— Task objective —
Return the lines below that carry the word "color".
........
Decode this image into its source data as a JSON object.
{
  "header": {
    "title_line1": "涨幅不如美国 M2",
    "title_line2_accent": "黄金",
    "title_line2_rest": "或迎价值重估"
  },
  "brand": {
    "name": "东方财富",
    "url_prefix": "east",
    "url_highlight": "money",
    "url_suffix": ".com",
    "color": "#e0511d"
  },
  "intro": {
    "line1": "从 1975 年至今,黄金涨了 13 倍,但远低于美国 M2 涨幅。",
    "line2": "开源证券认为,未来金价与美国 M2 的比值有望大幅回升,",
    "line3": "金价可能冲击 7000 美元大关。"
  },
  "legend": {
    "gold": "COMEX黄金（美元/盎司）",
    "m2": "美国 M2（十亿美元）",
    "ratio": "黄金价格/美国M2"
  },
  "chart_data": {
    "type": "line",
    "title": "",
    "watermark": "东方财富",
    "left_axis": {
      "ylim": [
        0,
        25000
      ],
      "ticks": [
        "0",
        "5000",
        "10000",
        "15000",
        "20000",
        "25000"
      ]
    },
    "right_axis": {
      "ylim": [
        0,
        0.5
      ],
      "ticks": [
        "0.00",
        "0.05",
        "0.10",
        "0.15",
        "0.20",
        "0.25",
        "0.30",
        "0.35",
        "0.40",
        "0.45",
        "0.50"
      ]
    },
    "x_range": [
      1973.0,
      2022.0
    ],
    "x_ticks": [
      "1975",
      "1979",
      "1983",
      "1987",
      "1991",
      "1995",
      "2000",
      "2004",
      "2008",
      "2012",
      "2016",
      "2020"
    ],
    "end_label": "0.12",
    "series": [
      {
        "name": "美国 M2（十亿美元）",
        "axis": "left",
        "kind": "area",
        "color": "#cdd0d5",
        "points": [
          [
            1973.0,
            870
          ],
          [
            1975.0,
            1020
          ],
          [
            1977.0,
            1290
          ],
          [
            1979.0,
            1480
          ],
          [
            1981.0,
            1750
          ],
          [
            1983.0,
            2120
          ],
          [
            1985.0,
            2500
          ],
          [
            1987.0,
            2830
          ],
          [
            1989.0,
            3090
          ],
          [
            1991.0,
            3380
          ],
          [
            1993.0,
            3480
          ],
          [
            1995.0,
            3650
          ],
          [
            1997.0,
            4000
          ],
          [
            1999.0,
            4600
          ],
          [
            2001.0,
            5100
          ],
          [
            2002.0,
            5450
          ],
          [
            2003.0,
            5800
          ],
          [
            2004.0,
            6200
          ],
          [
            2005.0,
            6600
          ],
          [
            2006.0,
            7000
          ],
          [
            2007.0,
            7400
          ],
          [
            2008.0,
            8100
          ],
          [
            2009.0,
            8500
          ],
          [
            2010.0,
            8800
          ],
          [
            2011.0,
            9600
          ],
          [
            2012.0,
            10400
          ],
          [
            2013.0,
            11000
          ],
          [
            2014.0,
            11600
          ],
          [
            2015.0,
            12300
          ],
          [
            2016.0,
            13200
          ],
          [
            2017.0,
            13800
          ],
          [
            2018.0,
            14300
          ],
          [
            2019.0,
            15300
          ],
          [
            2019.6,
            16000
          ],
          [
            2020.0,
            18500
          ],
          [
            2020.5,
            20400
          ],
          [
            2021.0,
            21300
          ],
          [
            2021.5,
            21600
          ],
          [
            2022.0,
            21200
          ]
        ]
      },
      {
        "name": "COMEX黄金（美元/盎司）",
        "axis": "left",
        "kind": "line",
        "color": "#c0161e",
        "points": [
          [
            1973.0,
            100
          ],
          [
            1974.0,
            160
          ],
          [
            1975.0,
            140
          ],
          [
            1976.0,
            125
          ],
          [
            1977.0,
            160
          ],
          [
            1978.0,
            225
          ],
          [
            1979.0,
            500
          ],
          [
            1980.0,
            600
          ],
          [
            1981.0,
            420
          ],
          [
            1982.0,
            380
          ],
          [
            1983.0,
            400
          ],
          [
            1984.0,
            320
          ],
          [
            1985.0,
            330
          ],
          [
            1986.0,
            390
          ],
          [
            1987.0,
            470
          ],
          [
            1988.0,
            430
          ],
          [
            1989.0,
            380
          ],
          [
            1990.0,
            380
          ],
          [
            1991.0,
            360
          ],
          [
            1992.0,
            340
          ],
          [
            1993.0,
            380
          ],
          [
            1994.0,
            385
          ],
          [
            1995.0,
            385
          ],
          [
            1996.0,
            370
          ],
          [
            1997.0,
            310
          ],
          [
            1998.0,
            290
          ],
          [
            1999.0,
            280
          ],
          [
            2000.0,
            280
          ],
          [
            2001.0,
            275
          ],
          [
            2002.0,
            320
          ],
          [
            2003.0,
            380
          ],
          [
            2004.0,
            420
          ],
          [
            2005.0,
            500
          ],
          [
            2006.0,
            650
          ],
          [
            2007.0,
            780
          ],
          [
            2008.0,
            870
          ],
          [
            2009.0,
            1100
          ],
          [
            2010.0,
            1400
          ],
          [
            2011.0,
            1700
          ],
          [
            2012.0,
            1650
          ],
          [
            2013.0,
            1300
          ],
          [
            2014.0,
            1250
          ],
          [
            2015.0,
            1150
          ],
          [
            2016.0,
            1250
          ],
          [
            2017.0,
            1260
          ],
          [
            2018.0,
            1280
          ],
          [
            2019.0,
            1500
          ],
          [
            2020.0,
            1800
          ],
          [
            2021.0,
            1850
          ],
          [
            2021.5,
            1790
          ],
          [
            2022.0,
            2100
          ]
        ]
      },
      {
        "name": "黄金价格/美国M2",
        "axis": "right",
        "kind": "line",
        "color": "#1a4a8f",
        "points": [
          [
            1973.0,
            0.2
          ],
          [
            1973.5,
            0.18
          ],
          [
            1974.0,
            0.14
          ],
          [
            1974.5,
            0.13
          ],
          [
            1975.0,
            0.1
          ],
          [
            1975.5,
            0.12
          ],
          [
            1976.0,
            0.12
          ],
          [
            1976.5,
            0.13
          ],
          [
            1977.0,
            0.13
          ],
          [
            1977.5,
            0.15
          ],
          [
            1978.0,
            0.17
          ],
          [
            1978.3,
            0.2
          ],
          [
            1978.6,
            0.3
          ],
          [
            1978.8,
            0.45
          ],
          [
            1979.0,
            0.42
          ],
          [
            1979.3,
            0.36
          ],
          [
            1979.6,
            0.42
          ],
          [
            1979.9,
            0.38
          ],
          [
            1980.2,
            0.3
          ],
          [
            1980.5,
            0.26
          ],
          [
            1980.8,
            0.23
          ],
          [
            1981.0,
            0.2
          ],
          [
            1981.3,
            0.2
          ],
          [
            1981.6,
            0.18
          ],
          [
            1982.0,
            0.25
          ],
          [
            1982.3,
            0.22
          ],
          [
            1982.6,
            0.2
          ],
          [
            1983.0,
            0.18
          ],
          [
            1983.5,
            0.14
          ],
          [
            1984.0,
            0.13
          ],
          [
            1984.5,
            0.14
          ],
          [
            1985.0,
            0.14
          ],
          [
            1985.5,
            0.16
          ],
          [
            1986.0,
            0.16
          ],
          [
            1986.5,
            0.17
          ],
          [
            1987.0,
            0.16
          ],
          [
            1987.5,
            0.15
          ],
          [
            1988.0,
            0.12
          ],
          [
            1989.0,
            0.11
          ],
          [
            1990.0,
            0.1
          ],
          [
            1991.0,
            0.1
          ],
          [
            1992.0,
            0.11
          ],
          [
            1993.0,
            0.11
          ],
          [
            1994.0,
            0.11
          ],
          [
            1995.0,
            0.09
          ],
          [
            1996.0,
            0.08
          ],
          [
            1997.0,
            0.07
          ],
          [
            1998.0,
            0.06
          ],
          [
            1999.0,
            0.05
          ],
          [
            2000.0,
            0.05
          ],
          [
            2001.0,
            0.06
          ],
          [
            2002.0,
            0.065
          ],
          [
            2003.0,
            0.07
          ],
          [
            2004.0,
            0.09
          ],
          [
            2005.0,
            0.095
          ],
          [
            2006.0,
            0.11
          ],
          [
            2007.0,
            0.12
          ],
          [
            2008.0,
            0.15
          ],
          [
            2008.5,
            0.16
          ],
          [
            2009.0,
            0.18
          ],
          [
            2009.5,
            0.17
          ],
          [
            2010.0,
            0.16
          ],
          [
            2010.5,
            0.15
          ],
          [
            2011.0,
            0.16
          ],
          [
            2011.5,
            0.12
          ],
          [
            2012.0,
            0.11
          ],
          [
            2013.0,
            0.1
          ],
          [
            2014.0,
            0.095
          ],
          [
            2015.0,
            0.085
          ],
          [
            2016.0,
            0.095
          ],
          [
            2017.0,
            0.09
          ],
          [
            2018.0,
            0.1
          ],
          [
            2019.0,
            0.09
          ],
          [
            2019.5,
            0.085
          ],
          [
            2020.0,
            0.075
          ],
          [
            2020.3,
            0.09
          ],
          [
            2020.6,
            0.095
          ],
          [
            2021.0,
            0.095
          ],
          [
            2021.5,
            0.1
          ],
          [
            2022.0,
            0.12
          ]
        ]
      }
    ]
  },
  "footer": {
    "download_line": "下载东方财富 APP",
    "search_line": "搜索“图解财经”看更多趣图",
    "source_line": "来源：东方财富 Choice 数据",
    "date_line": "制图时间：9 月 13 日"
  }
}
........
— Solved problem —
    "color": "#e0511d"
        "color": "#cdd0d5",
        "color": "#c0161e",
        "color": "#1a4a8f",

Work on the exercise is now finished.